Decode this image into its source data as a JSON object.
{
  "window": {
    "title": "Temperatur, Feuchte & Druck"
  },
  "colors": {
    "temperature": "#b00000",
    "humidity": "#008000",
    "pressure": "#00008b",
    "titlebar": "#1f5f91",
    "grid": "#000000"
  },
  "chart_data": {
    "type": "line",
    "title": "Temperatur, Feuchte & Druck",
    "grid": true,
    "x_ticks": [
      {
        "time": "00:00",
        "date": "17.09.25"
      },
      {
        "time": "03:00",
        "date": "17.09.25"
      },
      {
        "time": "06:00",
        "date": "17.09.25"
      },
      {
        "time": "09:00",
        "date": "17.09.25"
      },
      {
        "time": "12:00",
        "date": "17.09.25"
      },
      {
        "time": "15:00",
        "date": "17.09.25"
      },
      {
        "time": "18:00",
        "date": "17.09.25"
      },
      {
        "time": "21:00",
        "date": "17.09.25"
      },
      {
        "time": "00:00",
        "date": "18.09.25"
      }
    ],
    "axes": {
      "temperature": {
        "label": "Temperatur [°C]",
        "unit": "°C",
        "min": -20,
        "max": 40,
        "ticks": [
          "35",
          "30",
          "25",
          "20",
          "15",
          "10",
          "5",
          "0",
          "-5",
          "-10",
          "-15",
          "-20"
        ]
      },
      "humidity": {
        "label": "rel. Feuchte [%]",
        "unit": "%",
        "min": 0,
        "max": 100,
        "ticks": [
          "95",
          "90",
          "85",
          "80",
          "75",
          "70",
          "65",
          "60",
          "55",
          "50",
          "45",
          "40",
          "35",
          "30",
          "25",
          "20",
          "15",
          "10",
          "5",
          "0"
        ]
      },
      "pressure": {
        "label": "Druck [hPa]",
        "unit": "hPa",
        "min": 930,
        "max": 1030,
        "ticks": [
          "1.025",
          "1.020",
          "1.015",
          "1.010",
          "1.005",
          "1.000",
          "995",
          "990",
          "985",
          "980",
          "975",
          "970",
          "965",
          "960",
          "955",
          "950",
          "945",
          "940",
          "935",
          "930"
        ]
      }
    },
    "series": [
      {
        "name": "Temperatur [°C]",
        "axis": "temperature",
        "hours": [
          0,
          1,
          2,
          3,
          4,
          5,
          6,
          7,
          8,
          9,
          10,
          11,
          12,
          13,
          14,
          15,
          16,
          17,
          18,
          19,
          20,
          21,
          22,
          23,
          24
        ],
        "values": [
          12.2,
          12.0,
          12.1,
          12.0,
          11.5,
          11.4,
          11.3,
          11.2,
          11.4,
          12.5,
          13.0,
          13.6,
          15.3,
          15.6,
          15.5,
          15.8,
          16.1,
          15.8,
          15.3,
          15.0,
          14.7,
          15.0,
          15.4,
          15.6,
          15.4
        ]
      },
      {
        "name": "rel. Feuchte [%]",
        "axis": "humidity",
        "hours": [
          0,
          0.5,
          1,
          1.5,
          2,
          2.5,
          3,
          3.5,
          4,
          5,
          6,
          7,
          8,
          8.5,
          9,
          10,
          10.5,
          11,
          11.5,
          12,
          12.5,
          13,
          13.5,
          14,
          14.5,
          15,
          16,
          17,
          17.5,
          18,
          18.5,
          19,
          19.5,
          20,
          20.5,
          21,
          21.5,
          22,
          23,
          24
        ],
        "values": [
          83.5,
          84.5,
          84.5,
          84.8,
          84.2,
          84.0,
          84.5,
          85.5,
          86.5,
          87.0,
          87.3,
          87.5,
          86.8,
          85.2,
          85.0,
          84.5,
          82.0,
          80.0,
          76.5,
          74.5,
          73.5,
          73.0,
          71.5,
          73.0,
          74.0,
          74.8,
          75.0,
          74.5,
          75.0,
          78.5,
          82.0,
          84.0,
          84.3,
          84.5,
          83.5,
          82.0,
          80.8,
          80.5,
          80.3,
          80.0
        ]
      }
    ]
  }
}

◆ ◆ ◆ ◆ ◆ ◆ ◆

**What you need to do:**
Print the listing above in its entirety, with every line exact.

**Solution to the problem:**
Decode this image into its source data as a JSON object.
{
  "window": {
    "title": "Temperatur, Feuchte & Druck"
  },
  "colors": {
    "temperature": "#b00000",
    "humidity": "#008000",
    "pressure": "#00008b",
    "titlebar": "#1f5f91",
    "grid": "#000000"
  },
  "chart_data": {
    "type": "line",
    "title": "Temperatur, Feuchte & Druck",
    "grid": true,
    "x_ticks": [
      {
        "time": "00:00",
        "date": "17.09.25"
      },
      {
        "time": "03:00",
        "date": "17.09.25"
      },
      {
        "time": "06:00",
        "date": "17.09.25"
      },
      {
        "time": "09:00",
        "date": "17.09.25"
      },
      {
        "time": "12:00",
        "date": "17.09.25"
      },
      {
        "time": "15:00",
        "date": "17.09.25"
      },
      {
        "time": "18:00",
        "date": "17.09.25"
      },
      {
        "time": "21:00",
        "date": "17.09.25"
      },
      {
        "time": "00:00",
        "date": "18.09.25"
      }
    ],
    "axes": {
      "temperature": {
        "label": "Temperatur [°C]",
        "unit": "°C",
        "min": -20,
        "max": 40,
        "ticks": [
          "35",
          "30",
          "25",
          "20",
          "15",
          "10",
          "5",
          "0",
          "-5",
          "-10",
          "-15",
          "-20"
        ]
      },
      "humidity": {
        "label": "rel. Feuchte [%]",
        "unit": "%",
        "min": 0,
        "max": 100,
        "ticks": [
          "95",
          "90",
          "85",
          "80",
          "75",
          "70",
          "65",
          "60",
          "55",
          "50",
          "45",
          "40",
          "35",
          "30",
          "25",
          "20",
          "15",
          "10",
          "5",
          "0"
        ]
      },
      "pressure": {
        "label": "Druck [hPa]",
        "unit": "hPa",
        "min": 930,
        "max": 1030,
        "ticks": [
          "1.025",
          "1.020",
          "1.015",
          "1.010",
          "1.005",
          "1.000",
          "995",
          "990",
          "985",
          "980",
          "975",
          "970",
          "965",
          "960",
          "955",
          "950",
          "945",
          "940",
          "935",
          "930"
        ]
      }
    },
    "series": [
      {
        "name": "Temperatur [°C]",
        "axis": "temperature",
        "hours": [
          0,
          1,
          2,
          3,
          4,
          5,
          6,
          7,
          8,
          9,
          10,
          11,
          12,
          13,
          14,
          15,
          16,
          17,
          18,
          19,
          20,
          21,
          22,
          23,
          24
        ],
        "values": [
          12.2,
          12.0,
          12.1,
          12.0,
          11.5,
          11.4,
          11.3,
          11.2,
          11.4,
          12.5,
          13.0,
          13.6,
          15.3,
          15.6,
          15.5,
          15.8,
          16.1,
          15.8,
          15.3,
          15.0,
          14.7,
          15.0,
          15.4,
          15.6,
          15.4
        ]
      },
      {
        "name": "rel. Feuchte [%]",
        "axis": "humidity",
        "hours": [
          0,
          0.5,
          1,
          1.5,
          2,
          2.5,
          3,
          3.5,
          4,
          5,
          6,
          7,
          8,
          8.5,
          9,
          10,
          10.5,
          11,
          11.5,
          12,
          12.5,
          13,
          13.5,
          14,
          14.5,
          15,
          16,
          17,
          17.5,
          18,
          18.5,
          19,
          19.5,
          20,
          20.5,
          21,
          21.5,
          22,
          23,
          24
        ],
        "values": [
          83.5,
          84.5,
          84.5,
          84.8,
          84.2,
          84.0,
          84.5,
          85.5,
          86.5,
          87.0,
          87.3,
          87.5,
          86.8,
          85.2,
          85.0,
          84.5,
          82.0,
          80.0,
          76.5,
          74.5,
          73.5,
          73.0,
          71.5,
          73.0,
          74.0,
          74.8,
          75.0,
          74.5,
          75.0,
          78.5,
          82.0,
          84.0,
          84.3,
          84.5,
          83.5,
          82.0,
          80.8,
          80.5,
          80.3,
          80.0
        ]
      }
    ]
  }
}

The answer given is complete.